## WHAT YOU HAVE TO DO
Produce a verbatim copy of the entries listed below.

(Stored entries)
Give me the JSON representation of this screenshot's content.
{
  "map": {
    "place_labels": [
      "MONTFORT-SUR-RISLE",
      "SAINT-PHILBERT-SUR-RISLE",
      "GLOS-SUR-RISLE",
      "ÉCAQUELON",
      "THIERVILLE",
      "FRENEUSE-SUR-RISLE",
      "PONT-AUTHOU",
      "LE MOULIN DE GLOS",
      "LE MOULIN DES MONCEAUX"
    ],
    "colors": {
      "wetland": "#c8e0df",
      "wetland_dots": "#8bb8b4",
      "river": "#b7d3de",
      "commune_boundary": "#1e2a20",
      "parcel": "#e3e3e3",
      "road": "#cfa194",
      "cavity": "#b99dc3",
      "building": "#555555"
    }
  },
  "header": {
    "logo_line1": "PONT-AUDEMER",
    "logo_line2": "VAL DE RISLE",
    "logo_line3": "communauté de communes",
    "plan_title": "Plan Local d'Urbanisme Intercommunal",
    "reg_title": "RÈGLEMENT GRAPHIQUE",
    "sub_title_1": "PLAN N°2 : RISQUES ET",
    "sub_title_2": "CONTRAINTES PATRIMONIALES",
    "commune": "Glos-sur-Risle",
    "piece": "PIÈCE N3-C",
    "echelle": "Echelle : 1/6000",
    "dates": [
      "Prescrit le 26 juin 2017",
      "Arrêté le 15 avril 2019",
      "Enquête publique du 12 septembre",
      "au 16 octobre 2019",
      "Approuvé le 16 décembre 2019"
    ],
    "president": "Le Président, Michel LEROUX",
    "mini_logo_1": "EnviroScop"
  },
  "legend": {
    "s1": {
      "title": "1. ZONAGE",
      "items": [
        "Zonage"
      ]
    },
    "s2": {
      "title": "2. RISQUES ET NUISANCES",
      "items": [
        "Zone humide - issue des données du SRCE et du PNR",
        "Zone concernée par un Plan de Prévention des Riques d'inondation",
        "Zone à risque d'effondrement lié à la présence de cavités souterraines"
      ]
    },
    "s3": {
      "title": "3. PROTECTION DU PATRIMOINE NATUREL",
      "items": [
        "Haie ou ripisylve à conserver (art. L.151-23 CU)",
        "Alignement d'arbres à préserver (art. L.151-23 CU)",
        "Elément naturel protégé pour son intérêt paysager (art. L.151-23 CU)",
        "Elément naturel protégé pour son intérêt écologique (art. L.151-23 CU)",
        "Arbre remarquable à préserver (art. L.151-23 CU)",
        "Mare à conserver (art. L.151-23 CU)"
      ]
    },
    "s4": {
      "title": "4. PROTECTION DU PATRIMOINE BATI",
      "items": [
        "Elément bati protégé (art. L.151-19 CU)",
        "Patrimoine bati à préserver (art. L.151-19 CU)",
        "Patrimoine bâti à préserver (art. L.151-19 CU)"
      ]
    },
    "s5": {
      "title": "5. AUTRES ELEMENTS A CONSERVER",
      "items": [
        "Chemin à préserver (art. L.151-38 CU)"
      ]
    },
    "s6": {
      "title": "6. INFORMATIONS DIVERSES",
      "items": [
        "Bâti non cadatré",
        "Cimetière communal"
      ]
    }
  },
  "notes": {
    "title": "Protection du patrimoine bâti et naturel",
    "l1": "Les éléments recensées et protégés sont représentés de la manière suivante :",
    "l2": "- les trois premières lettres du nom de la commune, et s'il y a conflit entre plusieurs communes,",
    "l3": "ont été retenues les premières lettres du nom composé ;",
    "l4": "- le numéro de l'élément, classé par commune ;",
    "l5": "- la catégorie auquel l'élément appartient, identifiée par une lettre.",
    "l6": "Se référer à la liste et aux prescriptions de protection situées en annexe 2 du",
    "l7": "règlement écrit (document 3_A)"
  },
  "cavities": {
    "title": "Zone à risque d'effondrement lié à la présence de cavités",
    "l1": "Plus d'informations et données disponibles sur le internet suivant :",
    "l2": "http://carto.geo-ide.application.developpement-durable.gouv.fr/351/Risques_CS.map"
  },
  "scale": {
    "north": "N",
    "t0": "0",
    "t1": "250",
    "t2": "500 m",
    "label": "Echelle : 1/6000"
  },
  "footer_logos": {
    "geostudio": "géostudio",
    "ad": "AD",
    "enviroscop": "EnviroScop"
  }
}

## SOLUTION TO THIS TASK
Give me the JSON representation of this screenshot's content.
{
  "map": {
    "place_labels": [
      "MONTFORT-SUR-RISLE",
      "SAINT-PHILBERT-SUR-RISLE",
      "GLOS-SUR-RISLE",
      "ÉCAQUELON",
      "THIERVILLE",
      "FRENEUSE-SUR-RISLE",
      "PONT-AUTHOU",
      "LE MOULIN DE GLOS",
      "LE MOULIN DES MONCEAUX"
    ],
    "colors": {
      "wetland": "#c8e0df",
      "wetland_dots": "#8bb8b4",
      "river": "#b7d3de",
      "commune_boundary": "#1e2a20",
      "parcel": "#e3e3e3",
      "road": "#cfa194",
      "cavity": "#b99dc3",
      "building": "#555555"
    }
  },
  "header": {
    "logo_line1": "PONT-AUDEMER",
    "logo_line2": "VAL DE RISLE",
    "logo_line3": "communauté de communes",
    "plan_title": "Plan Local d'Urbanisme Intercommunal",
    "reg_title": "RÈGLEMENT GRAPHIQUE",
    "sub_title_1": "PLAN N°2 : RISQUES ET",
    "sub_title_2": "CONTRAINTES PATRIMONIALES",
    "commune": "Glos-sur-Risle",
    "piece": "PIÈCE N3-C",
    "echelle": "Echelle : 1/6000",
    "dates": [
      "Prescrit le 26 juin 2017",
      "Arrêté le 15 avril 2019",
      "Enquête publique du 12 septembre",
      "au 16 octobre 2019",
      "Approuvé le 16 décembre 2019"
    ],
    "president": "Le Président, Michel LEROUX",
    "mini_logo_1": "EnviroScop"
  },
  "legend": {
    "s1": {
      "title": "1. ZONAGE",
      "items": [
        "Zonage"
      ]
    },
    "s2": {
      "title": "2. RISQUES ET NUISANCES",
      "items": [
        "Zone humide - issue des données du SRCE et du PNR",
        "Zone concernée par un Plan de Prévention des Riques d'inondation",
        "Zone à risque d'effondrement lié à la présence de cavités souterraines"
      ]
    },
    "s3": {
      "title": "3. PROTECTION DU PATRIMOINE NATUREL",
      "items": [
        "Haie ou ripisylve à conserver (art. L.151-23 CU)",
        "Alignement d'arbres à préserver (art. L.151-23 CU)",
        "Elément naturel protégé pour son intérêt paysager (art. L.151-23 CU)",
        "Elément naturel protégé pour son intérêt écologique (art. L.151-23 CU)",
        "Arbre remarquable à préserver (art. L.151-23 CU)",
        "Mare à conserver (art. L.151-23 CU)"
      ]
    },
    "s4": {
      "title": "4. PROTECTION DU PATRIMOINE BATI",
      "items": [
        "Elément bati protégé (art. L.151-19 CU)",
        "Patrimoine bati à préserver (art. L.151-19 CU)",
        "Patrimoine bâti à préserver (art. L.151-19 CU)"
      ]
    },
    "s5": {
      "title": "5. AUTRES ELEMENTS A CONSERVER",
      "items": [
        "Chemin à préserver (art. L.151-38 CU)"
      ]
    },
    "s6": {
      "title": "6. INFORMATIONS DIVERSES",
      "items": [
        "Bâti non cadatré",
        "Cimetière communal"
      ]
    }
  },
  "notes": {
    "title": "Protection du patrimoine bâti et naturel",
    "l1": "Les éléments recensées et protégés sont représentés de la manière suivante :",
    "l2": "- les trois premières lettres du nom de la commune, et s'il y a conflit entre plusieurs communes,",
    "l3": "ont été retenues les premières lettres du nom composé ;",
    "l4": "- le numéro de l'élément, classé par commune ;",
    "l5": "- la catégorie auquel l'élément appartient, identifiée par une lettre.",
    "l6": "Se référer à la liste et aux prescriptions de protection situées en annexe 2 du",
    "l7": "règlement écrit (document 3_A)"
  },
  "cavities": {
    "title": "Zone à risque d'effondrement lié à la présence de cavités",
    "l1": "Plus d'informations et données disponibles sur le internet suivant :",
    "l2": "http://carto.geo-ide.application.developpement-durable.gouv.fr/351/Risques_CS.map"
  },
  "scale": {
    "north": "N",
    "t0": "0",
    "t1": "250",
    "t2": "500 m",
    "label": "Echelle : 1/6000"
  },
  "footer_logos": {
    "geostudio": "géostudio",
    "ad": "AD",
    "enviroscop": "EnviroScop"
  }
}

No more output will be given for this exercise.